Structured figure records:

============================================================

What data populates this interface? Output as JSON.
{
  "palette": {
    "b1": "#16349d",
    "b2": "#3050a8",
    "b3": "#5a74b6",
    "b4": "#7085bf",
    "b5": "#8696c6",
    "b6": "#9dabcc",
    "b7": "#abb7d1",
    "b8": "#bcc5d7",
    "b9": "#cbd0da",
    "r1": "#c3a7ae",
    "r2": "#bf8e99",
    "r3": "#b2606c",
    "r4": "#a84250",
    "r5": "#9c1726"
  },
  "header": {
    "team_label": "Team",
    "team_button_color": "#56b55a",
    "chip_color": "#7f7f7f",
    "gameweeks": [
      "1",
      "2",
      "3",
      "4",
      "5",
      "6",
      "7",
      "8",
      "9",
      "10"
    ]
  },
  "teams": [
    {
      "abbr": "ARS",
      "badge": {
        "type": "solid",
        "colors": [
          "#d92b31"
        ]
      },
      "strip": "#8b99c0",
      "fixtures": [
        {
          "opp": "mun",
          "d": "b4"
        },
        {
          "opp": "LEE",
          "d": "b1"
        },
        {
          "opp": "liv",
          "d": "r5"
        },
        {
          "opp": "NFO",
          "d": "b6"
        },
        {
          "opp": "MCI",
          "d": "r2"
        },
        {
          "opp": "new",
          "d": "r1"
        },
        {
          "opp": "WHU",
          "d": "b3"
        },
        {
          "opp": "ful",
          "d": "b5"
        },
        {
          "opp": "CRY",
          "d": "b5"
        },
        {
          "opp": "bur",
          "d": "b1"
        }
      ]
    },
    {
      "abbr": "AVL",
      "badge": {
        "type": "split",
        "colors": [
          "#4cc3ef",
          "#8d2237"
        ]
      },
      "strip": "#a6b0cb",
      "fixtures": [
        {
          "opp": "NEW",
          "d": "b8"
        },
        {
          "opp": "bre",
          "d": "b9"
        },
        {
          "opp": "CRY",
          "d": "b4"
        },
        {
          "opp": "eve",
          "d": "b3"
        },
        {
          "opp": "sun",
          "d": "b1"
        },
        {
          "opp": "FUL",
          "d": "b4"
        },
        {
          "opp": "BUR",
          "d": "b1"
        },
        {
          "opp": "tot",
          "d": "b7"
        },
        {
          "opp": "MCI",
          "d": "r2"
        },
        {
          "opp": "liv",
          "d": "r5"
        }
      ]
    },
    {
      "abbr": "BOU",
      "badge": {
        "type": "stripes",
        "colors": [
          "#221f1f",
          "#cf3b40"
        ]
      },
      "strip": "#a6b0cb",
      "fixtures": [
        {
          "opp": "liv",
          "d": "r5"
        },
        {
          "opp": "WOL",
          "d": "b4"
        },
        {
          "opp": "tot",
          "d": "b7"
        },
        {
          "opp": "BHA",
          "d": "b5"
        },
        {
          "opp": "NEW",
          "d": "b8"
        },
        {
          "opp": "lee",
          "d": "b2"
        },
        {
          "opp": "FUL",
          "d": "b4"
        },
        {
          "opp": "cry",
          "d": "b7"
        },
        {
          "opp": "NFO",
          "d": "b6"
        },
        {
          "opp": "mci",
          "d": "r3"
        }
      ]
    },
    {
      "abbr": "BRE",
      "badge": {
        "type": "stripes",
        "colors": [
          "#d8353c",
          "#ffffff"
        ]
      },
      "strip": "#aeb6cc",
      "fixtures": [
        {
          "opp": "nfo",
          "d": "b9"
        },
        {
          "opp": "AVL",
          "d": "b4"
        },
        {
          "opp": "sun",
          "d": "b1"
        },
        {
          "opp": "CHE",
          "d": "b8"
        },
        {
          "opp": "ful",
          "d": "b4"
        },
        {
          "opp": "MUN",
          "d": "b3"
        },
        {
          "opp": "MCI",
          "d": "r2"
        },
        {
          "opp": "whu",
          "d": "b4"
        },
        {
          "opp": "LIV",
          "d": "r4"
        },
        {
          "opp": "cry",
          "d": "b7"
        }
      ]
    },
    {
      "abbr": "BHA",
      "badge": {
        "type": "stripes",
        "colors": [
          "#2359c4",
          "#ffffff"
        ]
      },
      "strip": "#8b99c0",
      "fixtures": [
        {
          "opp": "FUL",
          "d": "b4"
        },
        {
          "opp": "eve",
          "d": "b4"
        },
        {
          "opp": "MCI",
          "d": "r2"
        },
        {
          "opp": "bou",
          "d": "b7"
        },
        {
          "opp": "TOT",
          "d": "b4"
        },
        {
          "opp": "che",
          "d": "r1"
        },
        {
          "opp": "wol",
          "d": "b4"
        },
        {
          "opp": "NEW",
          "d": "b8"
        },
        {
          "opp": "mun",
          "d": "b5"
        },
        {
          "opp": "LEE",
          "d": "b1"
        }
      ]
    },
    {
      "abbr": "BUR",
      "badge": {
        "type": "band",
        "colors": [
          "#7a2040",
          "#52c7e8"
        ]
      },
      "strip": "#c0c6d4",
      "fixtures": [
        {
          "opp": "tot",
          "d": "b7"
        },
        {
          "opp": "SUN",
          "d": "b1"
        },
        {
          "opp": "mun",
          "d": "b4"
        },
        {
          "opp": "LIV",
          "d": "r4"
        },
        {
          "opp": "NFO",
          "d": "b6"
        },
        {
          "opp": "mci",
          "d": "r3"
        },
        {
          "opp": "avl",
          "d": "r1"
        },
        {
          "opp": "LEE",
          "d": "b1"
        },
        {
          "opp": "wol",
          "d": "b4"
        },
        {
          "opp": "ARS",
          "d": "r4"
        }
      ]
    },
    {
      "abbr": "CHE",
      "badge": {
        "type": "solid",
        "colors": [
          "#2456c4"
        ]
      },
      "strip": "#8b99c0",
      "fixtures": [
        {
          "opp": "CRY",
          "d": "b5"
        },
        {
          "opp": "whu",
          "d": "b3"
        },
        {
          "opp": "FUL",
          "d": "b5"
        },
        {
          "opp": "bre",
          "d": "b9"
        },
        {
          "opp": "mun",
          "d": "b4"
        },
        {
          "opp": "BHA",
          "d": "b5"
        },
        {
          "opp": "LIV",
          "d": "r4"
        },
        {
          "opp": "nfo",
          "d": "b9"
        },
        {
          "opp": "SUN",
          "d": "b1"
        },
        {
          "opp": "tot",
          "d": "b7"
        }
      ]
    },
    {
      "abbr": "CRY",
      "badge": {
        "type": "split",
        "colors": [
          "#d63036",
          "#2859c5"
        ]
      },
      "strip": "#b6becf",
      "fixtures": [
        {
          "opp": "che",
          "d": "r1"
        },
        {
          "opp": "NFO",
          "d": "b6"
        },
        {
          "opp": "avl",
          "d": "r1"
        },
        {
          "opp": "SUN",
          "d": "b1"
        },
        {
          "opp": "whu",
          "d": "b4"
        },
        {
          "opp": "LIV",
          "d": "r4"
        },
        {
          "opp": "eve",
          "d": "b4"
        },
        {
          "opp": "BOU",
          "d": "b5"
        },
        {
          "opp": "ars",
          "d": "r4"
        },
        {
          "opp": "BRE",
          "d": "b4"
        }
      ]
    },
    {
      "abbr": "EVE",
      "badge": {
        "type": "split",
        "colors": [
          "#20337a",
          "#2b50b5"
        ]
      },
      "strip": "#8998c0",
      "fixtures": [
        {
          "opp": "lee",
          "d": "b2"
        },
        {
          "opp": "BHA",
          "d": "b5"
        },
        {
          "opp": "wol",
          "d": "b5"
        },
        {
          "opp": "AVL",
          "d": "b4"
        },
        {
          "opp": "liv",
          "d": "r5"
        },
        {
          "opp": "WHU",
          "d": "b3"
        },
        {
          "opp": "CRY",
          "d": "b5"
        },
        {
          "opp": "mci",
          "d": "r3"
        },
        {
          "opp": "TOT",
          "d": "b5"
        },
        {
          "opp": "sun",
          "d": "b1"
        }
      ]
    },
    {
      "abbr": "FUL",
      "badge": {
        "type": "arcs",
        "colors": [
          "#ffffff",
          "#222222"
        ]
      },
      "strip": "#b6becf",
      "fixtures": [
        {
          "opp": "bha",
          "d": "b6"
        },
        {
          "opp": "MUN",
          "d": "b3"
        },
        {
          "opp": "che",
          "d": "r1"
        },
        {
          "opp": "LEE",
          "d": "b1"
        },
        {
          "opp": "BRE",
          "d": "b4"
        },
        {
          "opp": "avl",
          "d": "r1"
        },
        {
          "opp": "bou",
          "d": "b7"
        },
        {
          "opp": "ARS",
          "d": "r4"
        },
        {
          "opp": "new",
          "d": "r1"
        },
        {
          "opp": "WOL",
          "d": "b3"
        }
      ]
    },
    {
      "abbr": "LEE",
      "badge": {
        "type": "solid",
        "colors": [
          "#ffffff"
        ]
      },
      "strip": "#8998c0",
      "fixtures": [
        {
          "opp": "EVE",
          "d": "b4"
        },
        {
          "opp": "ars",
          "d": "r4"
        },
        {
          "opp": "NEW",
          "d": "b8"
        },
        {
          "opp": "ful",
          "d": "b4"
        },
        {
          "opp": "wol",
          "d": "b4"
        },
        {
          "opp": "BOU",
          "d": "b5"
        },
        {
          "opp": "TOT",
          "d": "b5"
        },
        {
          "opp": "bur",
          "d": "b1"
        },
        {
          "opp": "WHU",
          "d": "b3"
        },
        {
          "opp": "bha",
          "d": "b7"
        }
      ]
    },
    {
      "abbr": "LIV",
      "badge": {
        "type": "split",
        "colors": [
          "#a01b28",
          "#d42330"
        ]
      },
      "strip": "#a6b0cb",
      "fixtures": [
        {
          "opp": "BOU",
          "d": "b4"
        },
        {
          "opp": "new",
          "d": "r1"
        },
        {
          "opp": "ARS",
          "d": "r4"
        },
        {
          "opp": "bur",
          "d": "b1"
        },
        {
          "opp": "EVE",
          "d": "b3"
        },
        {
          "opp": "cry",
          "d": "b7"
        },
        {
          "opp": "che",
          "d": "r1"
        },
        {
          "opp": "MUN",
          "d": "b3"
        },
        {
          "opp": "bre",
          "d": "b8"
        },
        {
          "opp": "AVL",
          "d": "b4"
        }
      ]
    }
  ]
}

============================================================

* [Short problem]:
Which lines hold the string "abbr"? Copy all of them from the data above.

* [Result below]:
      "abbr": "ARS",
      "abbr": "AVL",
      "abbr": "BOU",
      "abbr": "BRE",
      "abbr": "BHA",
      "abbr": "BUR",
      "abbr": "CHE",
      "abbr": "CRY",
      "abbr": "EVE",
      "abbr": "FUL",
      "abbr": "LEE",
      "abbr": "LIV",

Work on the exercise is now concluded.